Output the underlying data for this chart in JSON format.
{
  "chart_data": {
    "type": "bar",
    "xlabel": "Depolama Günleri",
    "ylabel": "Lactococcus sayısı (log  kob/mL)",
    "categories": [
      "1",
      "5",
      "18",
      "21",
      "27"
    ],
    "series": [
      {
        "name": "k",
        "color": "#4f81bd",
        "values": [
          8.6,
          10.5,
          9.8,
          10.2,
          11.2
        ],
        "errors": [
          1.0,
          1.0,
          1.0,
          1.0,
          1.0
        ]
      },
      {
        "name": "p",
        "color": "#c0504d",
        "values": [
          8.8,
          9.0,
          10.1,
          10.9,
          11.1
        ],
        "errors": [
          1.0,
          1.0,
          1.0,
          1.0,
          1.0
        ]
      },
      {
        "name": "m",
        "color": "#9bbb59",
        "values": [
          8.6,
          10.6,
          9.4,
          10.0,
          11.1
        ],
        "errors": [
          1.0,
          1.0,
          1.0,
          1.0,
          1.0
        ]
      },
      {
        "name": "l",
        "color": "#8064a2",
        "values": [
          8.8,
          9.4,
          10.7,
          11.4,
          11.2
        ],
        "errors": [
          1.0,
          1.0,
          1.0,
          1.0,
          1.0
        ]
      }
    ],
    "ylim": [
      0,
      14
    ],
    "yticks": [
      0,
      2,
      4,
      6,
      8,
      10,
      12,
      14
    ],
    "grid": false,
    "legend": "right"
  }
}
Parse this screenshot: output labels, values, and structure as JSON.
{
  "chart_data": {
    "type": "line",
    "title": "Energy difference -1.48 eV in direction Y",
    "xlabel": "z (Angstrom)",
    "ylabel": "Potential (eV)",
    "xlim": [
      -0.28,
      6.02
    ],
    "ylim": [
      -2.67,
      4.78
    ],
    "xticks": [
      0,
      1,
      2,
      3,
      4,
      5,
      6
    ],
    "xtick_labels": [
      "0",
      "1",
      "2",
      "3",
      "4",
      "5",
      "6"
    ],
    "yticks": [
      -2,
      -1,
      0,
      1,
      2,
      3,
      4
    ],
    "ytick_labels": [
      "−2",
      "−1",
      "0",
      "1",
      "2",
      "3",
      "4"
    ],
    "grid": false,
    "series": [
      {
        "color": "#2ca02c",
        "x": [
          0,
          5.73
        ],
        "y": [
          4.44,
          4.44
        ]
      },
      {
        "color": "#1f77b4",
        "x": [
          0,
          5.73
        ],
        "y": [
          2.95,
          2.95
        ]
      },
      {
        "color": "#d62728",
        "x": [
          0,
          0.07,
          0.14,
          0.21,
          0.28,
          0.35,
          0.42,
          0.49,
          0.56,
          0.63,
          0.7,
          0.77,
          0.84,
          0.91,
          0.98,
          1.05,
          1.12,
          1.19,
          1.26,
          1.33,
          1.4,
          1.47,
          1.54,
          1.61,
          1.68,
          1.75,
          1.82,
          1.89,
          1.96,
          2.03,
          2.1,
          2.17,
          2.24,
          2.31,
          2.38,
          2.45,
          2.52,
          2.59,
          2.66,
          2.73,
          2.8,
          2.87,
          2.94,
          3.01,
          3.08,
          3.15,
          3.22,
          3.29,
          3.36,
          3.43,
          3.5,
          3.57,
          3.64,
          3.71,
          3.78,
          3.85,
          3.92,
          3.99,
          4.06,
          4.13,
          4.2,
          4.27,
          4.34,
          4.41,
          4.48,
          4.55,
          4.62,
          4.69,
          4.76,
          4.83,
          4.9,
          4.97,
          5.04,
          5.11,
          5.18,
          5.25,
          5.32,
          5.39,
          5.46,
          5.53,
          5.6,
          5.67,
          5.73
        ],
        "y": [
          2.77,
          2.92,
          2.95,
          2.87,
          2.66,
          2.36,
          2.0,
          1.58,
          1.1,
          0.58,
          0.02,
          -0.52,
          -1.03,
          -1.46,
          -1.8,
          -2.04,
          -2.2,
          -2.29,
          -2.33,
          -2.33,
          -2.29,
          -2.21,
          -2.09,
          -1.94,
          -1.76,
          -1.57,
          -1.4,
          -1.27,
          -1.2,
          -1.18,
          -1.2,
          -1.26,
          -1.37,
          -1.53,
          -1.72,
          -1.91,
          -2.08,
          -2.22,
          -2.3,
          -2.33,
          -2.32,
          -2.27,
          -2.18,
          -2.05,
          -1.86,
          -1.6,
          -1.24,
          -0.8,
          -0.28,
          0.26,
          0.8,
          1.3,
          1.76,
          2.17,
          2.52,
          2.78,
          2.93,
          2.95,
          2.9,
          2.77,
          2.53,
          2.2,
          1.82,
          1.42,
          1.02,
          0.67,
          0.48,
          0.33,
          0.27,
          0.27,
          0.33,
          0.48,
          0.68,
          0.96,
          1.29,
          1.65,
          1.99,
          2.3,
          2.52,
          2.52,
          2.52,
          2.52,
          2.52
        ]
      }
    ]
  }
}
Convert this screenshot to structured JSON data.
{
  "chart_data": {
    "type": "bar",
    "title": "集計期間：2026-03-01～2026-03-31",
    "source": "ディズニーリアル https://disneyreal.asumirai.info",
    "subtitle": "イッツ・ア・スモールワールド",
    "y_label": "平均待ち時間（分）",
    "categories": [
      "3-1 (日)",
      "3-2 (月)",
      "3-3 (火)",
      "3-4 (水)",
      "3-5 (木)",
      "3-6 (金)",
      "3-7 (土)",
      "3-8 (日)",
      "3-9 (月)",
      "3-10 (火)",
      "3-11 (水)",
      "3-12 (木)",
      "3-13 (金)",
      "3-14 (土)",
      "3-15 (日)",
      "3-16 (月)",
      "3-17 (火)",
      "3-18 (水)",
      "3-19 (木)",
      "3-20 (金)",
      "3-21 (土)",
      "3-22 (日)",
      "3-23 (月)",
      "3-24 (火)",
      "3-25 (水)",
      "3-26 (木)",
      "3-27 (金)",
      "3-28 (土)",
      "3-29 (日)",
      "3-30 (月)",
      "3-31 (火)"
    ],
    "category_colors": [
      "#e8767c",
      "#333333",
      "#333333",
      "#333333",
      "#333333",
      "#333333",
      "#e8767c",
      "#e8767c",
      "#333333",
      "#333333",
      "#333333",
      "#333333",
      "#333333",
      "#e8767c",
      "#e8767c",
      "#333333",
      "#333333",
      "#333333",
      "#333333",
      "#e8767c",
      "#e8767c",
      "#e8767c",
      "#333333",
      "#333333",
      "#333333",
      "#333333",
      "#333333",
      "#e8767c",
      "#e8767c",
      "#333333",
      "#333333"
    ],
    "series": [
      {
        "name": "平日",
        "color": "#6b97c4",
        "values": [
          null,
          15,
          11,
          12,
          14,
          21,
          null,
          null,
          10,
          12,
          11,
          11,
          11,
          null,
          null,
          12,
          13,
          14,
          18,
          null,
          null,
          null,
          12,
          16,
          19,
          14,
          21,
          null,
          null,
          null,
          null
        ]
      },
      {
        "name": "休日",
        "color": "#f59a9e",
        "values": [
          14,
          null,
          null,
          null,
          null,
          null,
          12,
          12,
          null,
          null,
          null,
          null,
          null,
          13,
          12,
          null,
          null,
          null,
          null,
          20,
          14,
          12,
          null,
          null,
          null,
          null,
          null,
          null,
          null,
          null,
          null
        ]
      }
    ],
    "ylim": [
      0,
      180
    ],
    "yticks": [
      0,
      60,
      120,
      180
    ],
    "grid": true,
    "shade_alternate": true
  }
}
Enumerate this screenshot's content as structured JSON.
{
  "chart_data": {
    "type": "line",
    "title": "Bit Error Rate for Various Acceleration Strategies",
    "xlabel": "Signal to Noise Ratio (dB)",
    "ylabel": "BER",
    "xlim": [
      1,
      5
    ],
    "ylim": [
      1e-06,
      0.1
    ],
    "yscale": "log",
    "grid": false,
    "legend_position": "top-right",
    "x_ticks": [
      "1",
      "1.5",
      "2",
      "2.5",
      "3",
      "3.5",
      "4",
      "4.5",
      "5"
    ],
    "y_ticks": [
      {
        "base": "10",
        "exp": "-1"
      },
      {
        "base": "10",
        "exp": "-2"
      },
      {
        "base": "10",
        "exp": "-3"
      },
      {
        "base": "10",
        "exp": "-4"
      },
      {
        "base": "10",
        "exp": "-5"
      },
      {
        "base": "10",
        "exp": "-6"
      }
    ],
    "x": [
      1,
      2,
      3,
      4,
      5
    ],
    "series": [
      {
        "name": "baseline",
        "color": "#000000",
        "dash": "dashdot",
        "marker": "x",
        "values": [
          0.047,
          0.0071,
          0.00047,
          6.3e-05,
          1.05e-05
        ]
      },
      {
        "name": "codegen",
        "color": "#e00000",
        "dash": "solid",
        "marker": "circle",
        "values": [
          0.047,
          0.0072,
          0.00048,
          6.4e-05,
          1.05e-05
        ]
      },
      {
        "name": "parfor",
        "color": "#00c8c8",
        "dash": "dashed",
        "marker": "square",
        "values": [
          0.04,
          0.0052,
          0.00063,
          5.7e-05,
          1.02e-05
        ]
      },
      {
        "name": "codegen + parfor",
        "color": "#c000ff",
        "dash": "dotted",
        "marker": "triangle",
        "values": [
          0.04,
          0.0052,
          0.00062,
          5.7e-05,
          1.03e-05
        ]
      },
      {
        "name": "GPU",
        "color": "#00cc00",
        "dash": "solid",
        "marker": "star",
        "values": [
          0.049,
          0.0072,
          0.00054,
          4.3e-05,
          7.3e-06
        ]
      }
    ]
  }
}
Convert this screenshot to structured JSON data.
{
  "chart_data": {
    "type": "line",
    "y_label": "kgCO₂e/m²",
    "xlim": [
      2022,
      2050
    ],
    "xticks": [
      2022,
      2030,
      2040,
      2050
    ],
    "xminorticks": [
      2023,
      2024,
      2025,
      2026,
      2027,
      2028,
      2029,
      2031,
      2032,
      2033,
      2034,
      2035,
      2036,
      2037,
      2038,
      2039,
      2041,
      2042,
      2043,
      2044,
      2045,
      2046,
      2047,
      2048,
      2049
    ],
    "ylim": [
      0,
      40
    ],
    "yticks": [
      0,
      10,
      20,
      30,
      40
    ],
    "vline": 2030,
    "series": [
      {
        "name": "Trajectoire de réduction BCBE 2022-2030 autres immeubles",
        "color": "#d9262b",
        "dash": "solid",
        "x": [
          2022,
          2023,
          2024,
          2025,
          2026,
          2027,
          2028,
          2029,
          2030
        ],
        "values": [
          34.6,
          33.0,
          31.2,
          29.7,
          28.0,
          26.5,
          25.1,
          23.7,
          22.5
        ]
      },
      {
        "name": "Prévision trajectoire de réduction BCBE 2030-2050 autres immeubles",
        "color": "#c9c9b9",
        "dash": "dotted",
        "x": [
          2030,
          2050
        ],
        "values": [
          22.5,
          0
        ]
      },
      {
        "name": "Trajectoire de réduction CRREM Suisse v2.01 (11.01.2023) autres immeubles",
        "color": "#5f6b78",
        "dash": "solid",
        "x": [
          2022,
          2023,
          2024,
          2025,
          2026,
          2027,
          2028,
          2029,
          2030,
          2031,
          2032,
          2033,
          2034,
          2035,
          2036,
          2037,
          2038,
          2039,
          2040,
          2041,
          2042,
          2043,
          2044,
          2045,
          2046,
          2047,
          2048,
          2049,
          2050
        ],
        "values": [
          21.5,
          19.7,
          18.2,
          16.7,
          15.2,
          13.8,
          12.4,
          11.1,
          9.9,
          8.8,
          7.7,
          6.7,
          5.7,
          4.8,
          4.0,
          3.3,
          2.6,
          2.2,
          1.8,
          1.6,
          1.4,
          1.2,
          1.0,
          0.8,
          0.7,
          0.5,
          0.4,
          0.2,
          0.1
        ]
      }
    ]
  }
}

# # #

## EXERCISE
In the listing, find all lines with the string "right" and copy them.

## TASK ANSWER
    "legend": "right"
    "legend_position": "top-right",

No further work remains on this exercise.